In the text below on navigating Notenik search results, which shortcut does the writer propose for Advanced Find?

**EXCERPT:**
-- Begin --

Navigating collections, search results, and history

When I search for something within a Notenik collection, I naturally then make use of ⌘G (Nav > Find Again — though in most apps it’s usually Find Next; cf. BBEdit) to advance to the next note that contains my search text.

I’d been about to submit a bug report that Find Previous (usually, but not always ⇧⌘G) never did anything other than beep. But it seems that there are some vaguely duplicated commands at Edit > Find — and that the disabled command Edit > Find > Find Previous is what’s mapped to ⇧⌘G. Under Nav > Find Previous, however, I find … nothing. It looks like there is no way to cycle backwards through the notes matching my search criteria.

Well, sort of there is. One can use ⌘[ to cycle backwards through notes I’ve just visited — but this is potentially a quite different history stack, since one is free to navigate to other notes at any time and then return to advancing through the search results again with ⌘G.

And as far as I can tell, all the options within Edit > Find are always disabled.

What I would expect is the following, and I’m submitting this as a feature request:


I’d be happiest if the same term (Find or Search) was consistently used. Currently, the toolbar field says Search and the menu commands are Find and Advanced Search….

Either under Nav or under Edit > Find (but not both!), I would hope to find the following:

  1. Find ⌘F: puts the user in the toolbar search field.
  2. Advanced Find ⇧⌘F: brings up the Advanced Find dialog box.
  3. Find Next ⌘G: advances the user to the next found note.
  4. Find Previous ⇧⌘G: moves the user backwards through the collection to the previous found note.

-- End --

**SOURCE DATA:**
-- Begin --

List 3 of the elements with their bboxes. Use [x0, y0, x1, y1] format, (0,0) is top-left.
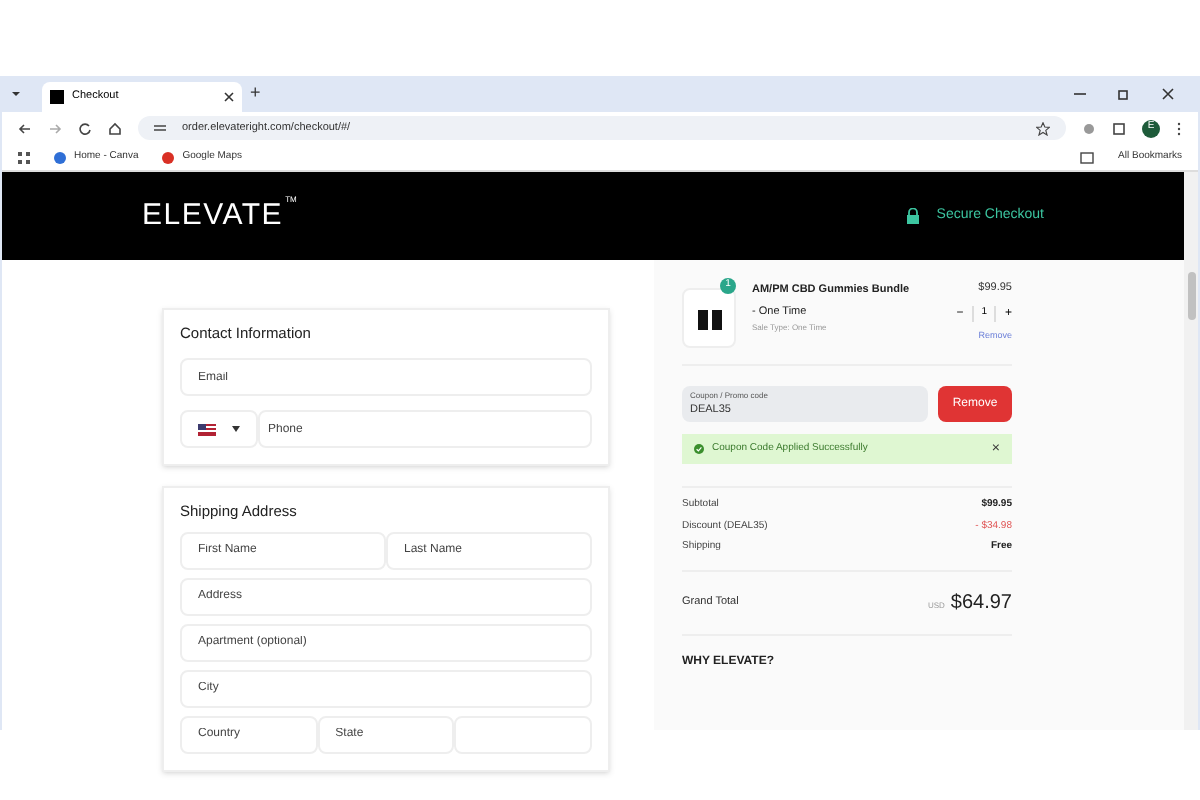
elevate-logo[interactable]: ELEVATE: [142, 193, 284, 239]
new-tab-button[interactable]: +: [250, 80, 261, 108]
grand-total-value: $64.97: [950, 589, 1012, 617]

-- End --

**RESULT:** ⇧⌘F